→ **Instructions to follow**
In your copy, leave out the pictures; write out all the data exactly.

[Stored data]

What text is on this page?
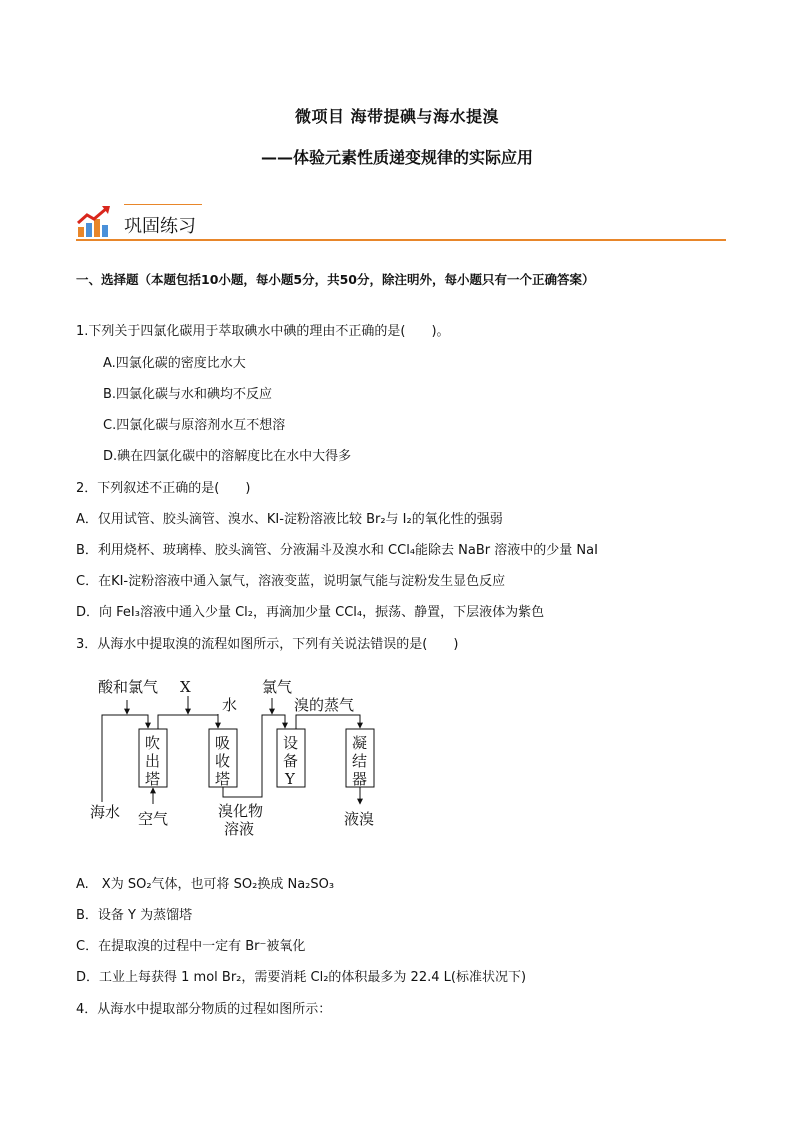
微项目 海带提碘与海水提溴
——体验元素性质递变规律的实际应用
巩固练习
一、选择题（本题包括10小题，每小题5分，共50分，除注明外，每小题只有一个正确答案）
1.下列关于四氯化碳用于萃取碘水中碘的理由不正确的是(　　)。
A.四氯化碳的密度比水大
B.四氯化碳与水和碘均不反应
C.四氯化碳与原溶剂水互不想溶
D.碘在四氯化碳中的溶解度比在水中大得多
2．下列叙述不正确的是(　　)
A．仅用试管、胶头滴管、溴水、KI-淀粉溶液比较 Br₂与 I₂的氧化性的强弱
B．利用烧杯、玻璃棒、胶头滴管、分液漏斗及溴水和 CCl₄能除去 NaBr 溶液中的少量 NaI
C．在KI-淀粉溶液中通入氯气，溶液变蓝，说明氯气能与淀粉发生显色反应
D．向 FeI₃溶液中通入少量 Cl₂，再滴加少量 CCl₄，振荡、静置，下层液体为紫色
3．从海水中提取溴的流程如图所示，下列有关说法错误的是(　　)
酸和氯气 X
水
氯气
溴的蒸气
吹
出
塔
吸
收
塔
设
备
Y
凝
结
器
海水 空气	溴化物
溶液
液溴
A.　X为 SO₂气体，也可将 SO₂换成 Na₂SO₃
B．设备 Y 为蒸馏塔
C．在提取溴的过程中一定有 Br⁻被氧化
D．工业上每获得 1 mol Br₂，需要消耗 Cl₂的体积最多为 22.4 L(标准状况下)
4．从海水中提取部分物质的过程如图所示：
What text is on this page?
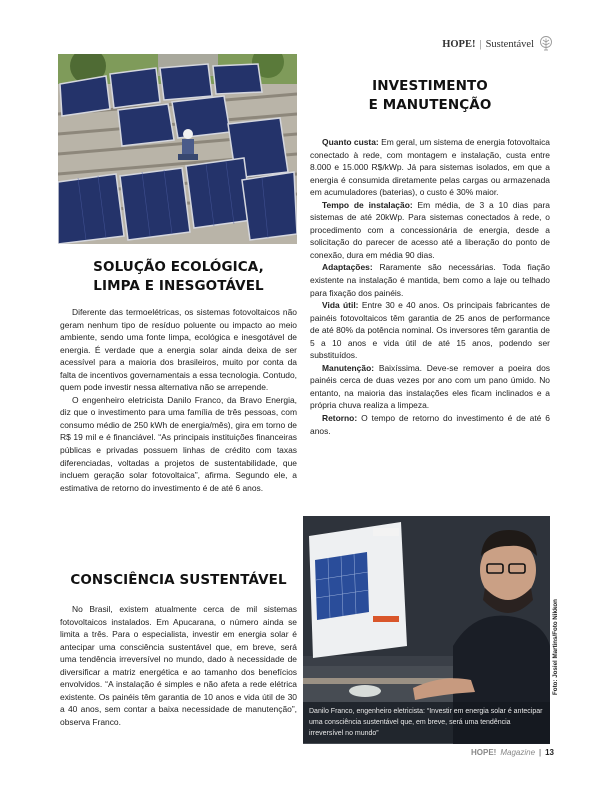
HOPE! | Sustentável
SOLUÇÃO ECOLÓGICA,
LIMPA E INESGOTÁVEL

Diferente das termoelétricas, os sistemas fotovoltaicos não geram nenhum tipo de resíduo poluente ou impacto ao meio ambiente, sendo uma fonte limpa, ecológica e inesgotável de energia. É verdade que a energia solar ainda deixa de ser acessível para a maioria dos brasileiros, muito por conta da falta de incentivos governamentais a essa tecnologia. Contudo, quem pode investir nessa alternativa não se arrepende.

O engenheiro eletricista Danilo Franco, da Bravo Energia, diz que o investimento para uma família de três pessoas, com consumo médio de 250 kWh de energia/mês), gira em torno de R$ 19 mil e é financiável. “As principais instituições financeiras públicas e privadas possuem linhas de crédito com taxas diferenciadas, voltadas a projetos de sustentabilidade, que incluem geração solar fotovoltaica”, afirma. Segundo ele, a estimativa de retorno do investimento é de até 6 anos.

CONSCIÊNCIA SUSTENTÁVEL

No Brasil, existem atualmente cerca de mil sistemas fotovoltaicos instalados. Em Apucarana, o número ainda se limita a três. Para o especialista, investir em energia solar é antecipar uma consciência sustentável que, em breve, será uma tendência irreversível no mundo, dado à necessidade de diversificar a matriz energética e ao tamanho dos benefícios envolvidos. “A instalação é simples e não afeta a rede elétrica existente. Os painéis têm garantia de 10 anos e vida útil de 30 a 40 anos, sem contar a baixa necessidade de manutenção”, observa Franco.

INVESTIMENTO
E MANUTENÇÃO

Quanto custa: Em geral, um sistema de energia fotovoltaica conectado à rede, com montagem e instalação, custa entre 8.000 e 15.000 R$/kWp. Já para sistemas isolados, em que a energia é consumida diretamente pelas cargas ou armazenada em acumuladores (baterias), o custo é 30% maior.

Tempo de instalação: Em média, de 3 a 10 dias para sistemas de até 20kWp. Para sistemas conectados à rede, o procedimento com a concessionária de energia, desde a solicitação do parecer de acesso até a liberação do ponto de conexão, dura em média 90 dias.

Adaptações: Raramente são necessárias. Toda fiação existente na instalação é mantida, bem como a laje ou telhado para fixação dos painéis.

Vida útil: Entre 30 e 40 anos. Os principais fabricantes de painéis fotovoltaicos têm garantia de 25 anos de performance de até 80% da potência nominal. Os inversores têm garantia de 5 a 10 anos e vida útil de até 15 anos, podendo ser substituídos.

Manutenção: Baixíssima. Deve-se remover a poeira dos painéis cerca de duas vezes por ano com um pano úmido. No entanto, na maioria das instalações eles ficam inclinados e a própria chuva realiza a limpeza.

Retorno: O tempo de retorno do investimento é de até 6 anos.

Danilo Franco, engenheiro eletricista: “Investir em energia solar é antecipar uma consciência sustentável que, em breve, será uma tendência irreversível no mundo”
Foto: Josiel Martins/Foto Nikkon
HOPE! Magazine | 13
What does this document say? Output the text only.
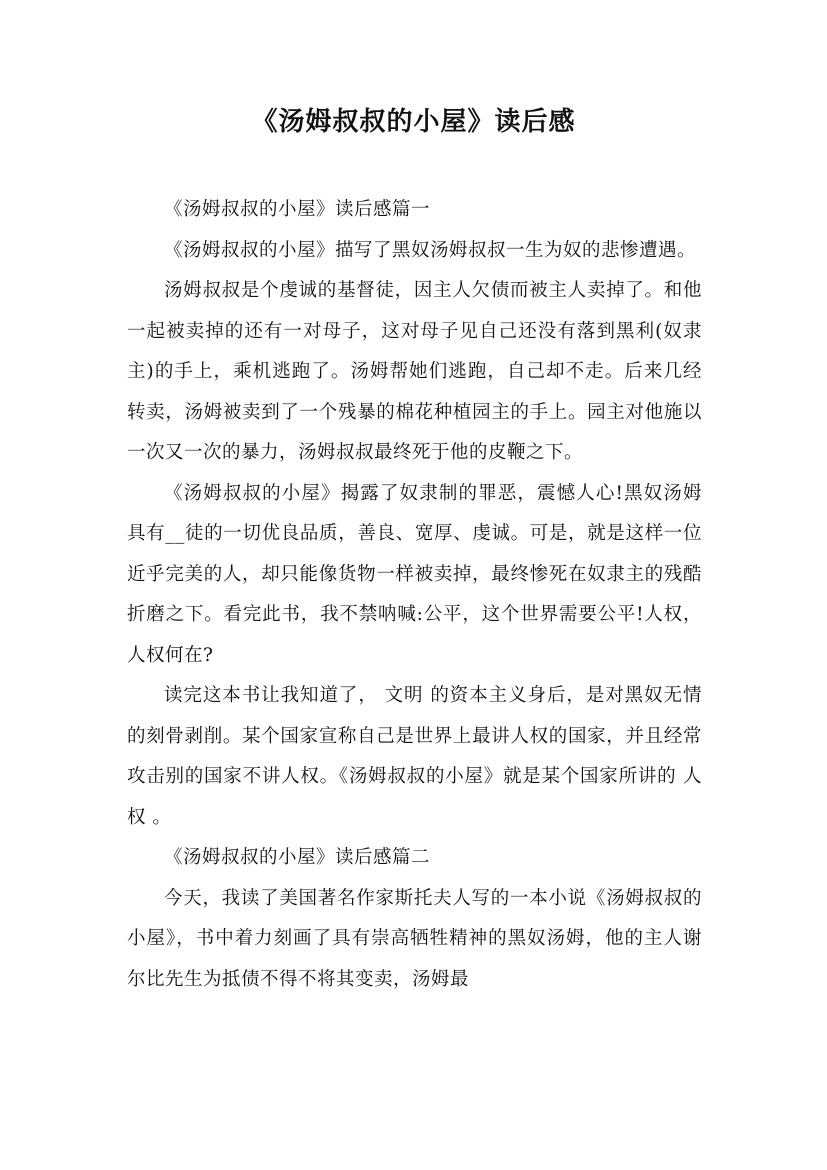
《汤姆叔叔的小屋》读后感

《汤姆叔叔的小屋》读后感篇一

《汤姆叔叔的小屋》描写了黑奴汤姆叔叔一生为奴的悲惨遭遇。

汤姆叔叔是个虔诚的基督徒，因主人欠债而被主人卖掉了。和他一起被卖掉的还有一对母子，这对母子见自己还没有落到黑利(奴隶主)的手上，乘机逃跑了。汤姆帮她们逃跑，自己却不走。后来几经转卖，汤姆被卖到了一个残暴的棉花种植园主的手上。园主对他施以一次又一次的暴力，汤姆叔叔最终死于他的皮鞭之下。

《汤姆叔叔的小屋》揭露了奴隶制的罪恶，震憾人心!黑奴汤姆具有__徒的一切优良品质，善良、宽厚、虔诚。可是，就是这样一位近乎完美的人，却只能像货物一样被卖掉，最终惨死在奴隶主的残酷折磨之下。看完此书，我不禁呐喊:公平，这个世界需要公平!人权，人权何在?

读完这本书让我知道了， 文明 的资本主义身后，是对黑奴无情的刻骨剥削。某个国家宣称自己是世界上最讲人权的国家，并且经常攻击别的国家不讲人权。《汤姆叔叔的小屋》就是某个国家所讲的 人权 。

《汤姆叔叔的小屋》读后感篇二

今天，我读了美国著名作家斯托夫人写的一本小说《汤姆叔叔的小屋》，书中着力刻画了具有崇高牺牲精神的黑奴汤姆，他的主人谢尔比先生为抵债不得不将其变卖，汤姆最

→ **Reply**
What text is on this page?
微项目 海带提碘与海水提溴
——体验元素性质递变规律的实际应用
巩固练习
一、选择题（本题包括10小题，每小题5分，共50分，除注明外，每小题只有一个正确答案）
1.下列关于四氯化碳用于萃取碘水中碘的理由不正确的是(　　)。
A.四氯化碳的密度比水大
B.四氯化碳与水和碘均不反应
C.四氯化碳与原溶剂水互不想溶
D.碘在四氯化碳中的溶解度比在水中大得多
2．下列叙述不正确的是(　　)
A．仅用试管、胶头滴管、溴水、KI-淀粉溶液比较 Br₂与 I₂的氧化性的强弱
B．利用烧杯、玻璃棒、胶头滴管、分液漏斗及溴水和 CCl₄能除去 NaBr 溶液中的少量 NaI
C．在KI-淀粉溶液中通入氯气，溶液变蓝，说明氯气能与淀粉发生显色反应
D．向 FeI₃溶液中通入少量 Cl₂，再滴加少量 CCl₄，振荡、静置，下层液体为紫色
3．从海水中提取溴的流程如图所示，下列有关说法错误的是(　　)
酸和氯气 X
水
氯气
溴的蒸气
吹
出
塔
吸
收
塔
设
备
Y
凝
结
器
海水 空气	溴化物
溶液
液溴
A.　X为 SO₂气体，也可将 SO₂换成 Na₂SO₃
B．设备 Y 为蒸馏塔
C．在提取溴的过程中一定有 Br⁻被氧化
D．工业上每获得 1 mol Br₂，需要消耗 Cl₂的体积最多为 22.4 L(标准状况下)
4．从海水中提取部分物质的过程如图所示：
What text is on this page?
HOPE! | Sustentável
SOLUÇÃO ECOLÓGICA,
LIMPA E INESGOTÁVEL

Diferente das termoelétricas, os sistemas fotovoltaicos não geram nenhum tipo de resíduo poluente ou impacto ao meio ambiente, sendo uma fonte limpa, ecológica e inesgotável de energia. É verdade que a energia solar ainda deixa de ser acessível para a maioria dos brasileiros, muito por conta da falta de incentivos governamentais a essa tecnologia. Contudo, quem pode investir nessa alternativa não se arrepende.

O engenheiro eletricista Danilo Franco, da Bravo Energia, diz que o investimento para uma família de três pessoas, com consumo médio de 250 kWh de energia/mês), gira em torno de R$ 19 mil e é financiável. “As principais instituições financeiras públicas e privadas possuem linhas de crédito com taxas diferenciadas, voltadas a projetos de sustentabilidade, que incluem geração solar fotovoltaica”, afirma. Segundo ele, a estimativa de retorno do investimento é de até 6 anos.

CONSCIÊNCIA SUSTENTÁVEL

No Brasil, existem atualmente cerca de mil sistemas fotovoltaicos instalados. Em Apucarana, o número ainda se limita a três. Para o especialista, investir em energia solar é antecipar uma consciência sustentável que, em breve, será uma tendência irreversível no mundo, dado à necessidade de diversificar a matriz energética e ao tamanho dos benefícios envolvidos. “A instalação é simples e não afeta a rede elétrica existente. Os painéis têm garantia de 10 anos e vida útil de 30 a 40 anos, sem contar a baixa necessidade de manutenção”, observa Franco.

INVESTIMENTO
E MANUTENÇÃO

Quanto custa: Em geral, um sistema de energia fotovoltaica conectado à rede, com montagem e instalação, custa entre 8.000 e 15.000 R$/kWp. Já para sistemas isolados, em que a energia é consumida diretamente pelas cargas ou armazenada em acumuladores (baterias), o custo é 30% maior.

Tempo de instalação: Em média, de 3 a 10 dias para sistemas de até 20kWp. Para sistemas conectados à rede, o procedimento com a concessionária de energia, desde a solicitação do parecer de acesso até a liberação do ponto de conexão, dura em média 90 dias.

Adaptações: Raramente são necessárias. Toda fiação existente na instalação é mantida, bem como a laje ou telhado para fixação dos painéis.

Vida útil: Entre 30 e 40 anos. Os principais fabricantes de painéis fotovoltaicos têm garantia de 25 anos de performance de até 80% da potência nominal. Os inversores têm garantia de 5 a 10 anos e vida útil de até 15 anos, podendo ser substituídos.

Manutenção: Baixíssima. Deve-se remover a poeira dos painéis cerca de duas vezes por ano com um pano úmido. No entanto, na maioria das instalações eles ficam inclinados e a própria chuva realiza a limpeza.

Retorno: O tempo de retorno do investimento é de até 6 anos.

Danilo Franco, engenheiro eletricista: “Investir em energia solar é antecipar uma consciência sustentável que, em breve, será uma tendência irreversível no mundo”
Foto: Josiel Martins/Foto Nikkon
HOPE! Magazine | 13
What does this document say? Output the text only.
《汤姆叔叔的小屋》读后感

《汤姆叔叔的小屋》读后感篇一

《汤姆叔叔的小屋》描写了黑奴汤姆叔叔一生为奴的悲惨遭遇。

汤姆叔叔是个虔诚的基督徒，因主人欠债而被主人卖掉了。和他一起被卖掉的还有一对母子，这对母子见自己还没有落到黑利(奴隶主)的手上，乘机逃跑了。汤姆帮她们逃跑，自己却不走。后来几经转卖，汤姆被卖到了一个残暴的棉花种植园主的手上。园主对他施以一次又一次的暴力，汤姆叔叔最终死于他的皮鞭之下。

《汤姆叔叔的小屋》揭露了奴隶制的罪恶，震憾人心!黑奴汤姆具有__徒的一切优良品质，善良、宽厚、虔诚。可是，就是这样一位近乎完美的人，却只能像货物一样被卖掉，最终惨死在奴隶主的残酷折磨之下。看完此书，我不禁呐喊:公平，这个世界需要公平!人权，人权何在?

读完这本书让我知道了， 文明 的资本主义身后，是对黑奴无情的刻骨剥削。某个国家宣称自己是世界上最讲人权的国家，并且经常攻击别的国家不讲人权。《汤姆叔叔的小屋》就是某个国家所讲的 人权 。

《汤姆叔叔的小屋》读后感篇二

今天，我读了美国著名作家斯托夫人写的一本小说《汤姆叔叔的小屋》，书中着力刻画了具有崇高牺牲精神的黑奴汤姆，他的主人谢尔比先生为抵债不得不将其变卖，汤姆最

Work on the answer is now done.